**EXERCISE MATERIALS:**
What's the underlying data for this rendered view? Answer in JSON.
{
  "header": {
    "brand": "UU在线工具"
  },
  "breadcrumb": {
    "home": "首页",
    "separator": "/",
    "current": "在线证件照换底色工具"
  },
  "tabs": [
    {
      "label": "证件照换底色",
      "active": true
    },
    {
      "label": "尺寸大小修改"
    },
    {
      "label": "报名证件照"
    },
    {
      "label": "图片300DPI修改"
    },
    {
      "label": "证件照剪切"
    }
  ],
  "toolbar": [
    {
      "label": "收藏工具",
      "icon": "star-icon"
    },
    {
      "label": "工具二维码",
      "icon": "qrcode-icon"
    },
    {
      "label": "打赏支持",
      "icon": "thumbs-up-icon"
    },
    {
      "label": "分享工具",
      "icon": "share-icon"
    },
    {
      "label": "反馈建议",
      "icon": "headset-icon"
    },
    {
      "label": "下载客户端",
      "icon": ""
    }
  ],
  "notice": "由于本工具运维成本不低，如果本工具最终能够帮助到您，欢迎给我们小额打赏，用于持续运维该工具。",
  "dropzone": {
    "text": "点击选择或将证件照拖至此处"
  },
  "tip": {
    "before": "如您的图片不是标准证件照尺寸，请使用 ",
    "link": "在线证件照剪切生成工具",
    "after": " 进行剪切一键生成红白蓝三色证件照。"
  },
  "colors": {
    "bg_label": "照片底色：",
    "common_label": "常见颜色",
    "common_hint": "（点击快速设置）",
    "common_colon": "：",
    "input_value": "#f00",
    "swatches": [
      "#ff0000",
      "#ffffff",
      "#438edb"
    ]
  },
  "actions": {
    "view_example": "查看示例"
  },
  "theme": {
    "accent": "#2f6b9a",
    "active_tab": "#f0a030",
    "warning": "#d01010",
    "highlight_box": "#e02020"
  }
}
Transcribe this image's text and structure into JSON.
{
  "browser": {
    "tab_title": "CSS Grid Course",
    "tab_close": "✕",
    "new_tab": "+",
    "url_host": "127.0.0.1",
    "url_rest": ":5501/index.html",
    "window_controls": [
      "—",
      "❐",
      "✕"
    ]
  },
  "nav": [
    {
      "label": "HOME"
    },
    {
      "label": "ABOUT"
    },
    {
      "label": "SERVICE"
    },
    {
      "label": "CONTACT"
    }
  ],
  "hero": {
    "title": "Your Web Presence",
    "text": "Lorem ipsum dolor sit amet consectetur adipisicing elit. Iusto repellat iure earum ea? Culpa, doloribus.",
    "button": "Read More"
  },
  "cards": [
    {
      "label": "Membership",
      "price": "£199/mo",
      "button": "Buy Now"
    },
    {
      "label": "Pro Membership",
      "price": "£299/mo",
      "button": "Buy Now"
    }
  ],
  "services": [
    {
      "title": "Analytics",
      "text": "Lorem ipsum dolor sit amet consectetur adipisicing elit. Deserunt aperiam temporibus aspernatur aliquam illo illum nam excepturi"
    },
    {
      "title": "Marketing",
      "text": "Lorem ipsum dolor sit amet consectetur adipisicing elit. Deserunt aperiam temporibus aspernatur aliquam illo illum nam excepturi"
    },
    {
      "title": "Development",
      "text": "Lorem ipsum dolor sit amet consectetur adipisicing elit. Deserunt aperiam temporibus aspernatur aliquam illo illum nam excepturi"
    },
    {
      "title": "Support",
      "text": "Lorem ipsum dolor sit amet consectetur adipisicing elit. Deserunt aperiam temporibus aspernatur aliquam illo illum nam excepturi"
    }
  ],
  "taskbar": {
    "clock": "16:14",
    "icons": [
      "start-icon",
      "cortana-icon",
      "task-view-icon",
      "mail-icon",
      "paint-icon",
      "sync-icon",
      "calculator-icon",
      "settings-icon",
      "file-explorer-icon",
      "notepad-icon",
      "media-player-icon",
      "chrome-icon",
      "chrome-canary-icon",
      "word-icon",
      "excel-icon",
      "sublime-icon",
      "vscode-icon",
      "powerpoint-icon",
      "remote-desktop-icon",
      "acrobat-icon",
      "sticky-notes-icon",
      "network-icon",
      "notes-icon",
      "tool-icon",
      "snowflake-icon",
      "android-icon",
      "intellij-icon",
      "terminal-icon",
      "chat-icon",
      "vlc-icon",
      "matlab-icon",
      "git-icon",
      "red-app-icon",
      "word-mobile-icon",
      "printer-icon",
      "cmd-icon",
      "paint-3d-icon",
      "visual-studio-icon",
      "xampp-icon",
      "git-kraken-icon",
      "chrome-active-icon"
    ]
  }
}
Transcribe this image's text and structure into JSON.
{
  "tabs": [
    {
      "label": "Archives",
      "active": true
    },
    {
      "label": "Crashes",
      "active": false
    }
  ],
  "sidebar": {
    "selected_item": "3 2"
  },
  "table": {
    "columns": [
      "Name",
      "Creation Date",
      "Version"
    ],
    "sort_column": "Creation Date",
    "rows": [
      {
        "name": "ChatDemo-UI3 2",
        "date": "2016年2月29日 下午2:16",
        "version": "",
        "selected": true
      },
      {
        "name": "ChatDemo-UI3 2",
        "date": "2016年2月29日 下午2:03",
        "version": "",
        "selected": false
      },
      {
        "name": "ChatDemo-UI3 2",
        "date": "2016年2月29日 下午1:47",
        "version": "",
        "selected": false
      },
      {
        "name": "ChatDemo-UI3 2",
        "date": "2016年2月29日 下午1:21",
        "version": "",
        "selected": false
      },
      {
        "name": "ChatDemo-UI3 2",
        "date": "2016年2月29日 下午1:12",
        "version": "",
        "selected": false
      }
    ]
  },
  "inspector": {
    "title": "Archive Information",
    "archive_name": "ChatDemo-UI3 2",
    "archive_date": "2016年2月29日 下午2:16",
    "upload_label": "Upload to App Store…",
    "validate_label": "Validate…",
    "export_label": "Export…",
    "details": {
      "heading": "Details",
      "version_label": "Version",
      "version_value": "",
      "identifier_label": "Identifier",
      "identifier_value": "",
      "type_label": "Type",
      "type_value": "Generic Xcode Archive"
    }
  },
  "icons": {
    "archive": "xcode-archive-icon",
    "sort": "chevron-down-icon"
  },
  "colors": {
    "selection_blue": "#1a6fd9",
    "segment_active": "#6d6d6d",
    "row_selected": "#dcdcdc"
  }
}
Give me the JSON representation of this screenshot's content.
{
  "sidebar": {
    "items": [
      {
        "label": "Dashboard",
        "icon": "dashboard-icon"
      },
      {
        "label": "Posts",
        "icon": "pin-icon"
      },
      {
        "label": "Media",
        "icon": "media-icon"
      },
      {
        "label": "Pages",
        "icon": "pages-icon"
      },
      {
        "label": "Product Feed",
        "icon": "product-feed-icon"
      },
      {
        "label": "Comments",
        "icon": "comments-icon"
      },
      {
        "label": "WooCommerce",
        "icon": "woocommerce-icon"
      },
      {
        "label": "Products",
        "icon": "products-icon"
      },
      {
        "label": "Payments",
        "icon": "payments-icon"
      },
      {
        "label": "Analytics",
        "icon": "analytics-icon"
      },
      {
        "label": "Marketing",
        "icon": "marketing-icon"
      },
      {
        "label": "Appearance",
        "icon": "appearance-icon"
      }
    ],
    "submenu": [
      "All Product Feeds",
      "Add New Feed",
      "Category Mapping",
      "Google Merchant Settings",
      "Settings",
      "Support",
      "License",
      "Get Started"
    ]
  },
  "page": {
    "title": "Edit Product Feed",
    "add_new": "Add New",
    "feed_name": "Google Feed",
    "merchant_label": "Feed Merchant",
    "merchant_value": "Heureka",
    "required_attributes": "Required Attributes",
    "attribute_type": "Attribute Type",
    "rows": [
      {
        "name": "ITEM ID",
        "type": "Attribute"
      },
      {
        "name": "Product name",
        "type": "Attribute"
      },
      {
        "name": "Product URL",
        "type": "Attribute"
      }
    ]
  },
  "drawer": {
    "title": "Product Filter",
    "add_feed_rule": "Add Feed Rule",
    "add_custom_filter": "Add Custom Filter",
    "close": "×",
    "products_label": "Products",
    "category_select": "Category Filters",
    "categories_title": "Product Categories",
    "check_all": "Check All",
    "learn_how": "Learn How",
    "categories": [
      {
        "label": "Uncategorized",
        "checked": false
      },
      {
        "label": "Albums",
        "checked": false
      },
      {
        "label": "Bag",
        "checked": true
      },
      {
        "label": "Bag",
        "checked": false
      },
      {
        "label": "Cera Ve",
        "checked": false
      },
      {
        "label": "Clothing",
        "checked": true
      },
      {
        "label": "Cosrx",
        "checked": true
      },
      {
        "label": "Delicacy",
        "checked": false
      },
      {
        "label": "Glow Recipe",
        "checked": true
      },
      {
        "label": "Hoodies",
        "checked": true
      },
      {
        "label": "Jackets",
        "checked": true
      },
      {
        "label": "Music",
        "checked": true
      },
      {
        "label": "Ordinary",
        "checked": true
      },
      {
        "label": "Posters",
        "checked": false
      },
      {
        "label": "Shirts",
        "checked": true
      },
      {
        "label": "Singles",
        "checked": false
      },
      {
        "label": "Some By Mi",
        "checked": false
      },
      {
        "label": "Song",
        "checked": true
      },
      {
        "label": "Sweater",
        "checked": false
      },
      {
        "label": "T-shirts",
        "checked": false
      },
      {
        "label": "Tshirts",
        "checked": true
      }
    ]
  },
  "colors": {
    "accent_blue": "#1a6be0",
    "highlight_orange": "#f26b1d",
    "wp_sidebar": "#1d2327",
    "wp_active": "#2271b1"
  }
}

**DIRECTION:**
Find each line with the string "this" and copy it out.

**CORRECT OUTPUT:**
What's the underlying data for this rendered view? Answer in JSON.
Transcribe this image's text and structure into JSON.
Transcribe this image's text and structure into JSON.
Give me the JSON representation of this screenshot's content.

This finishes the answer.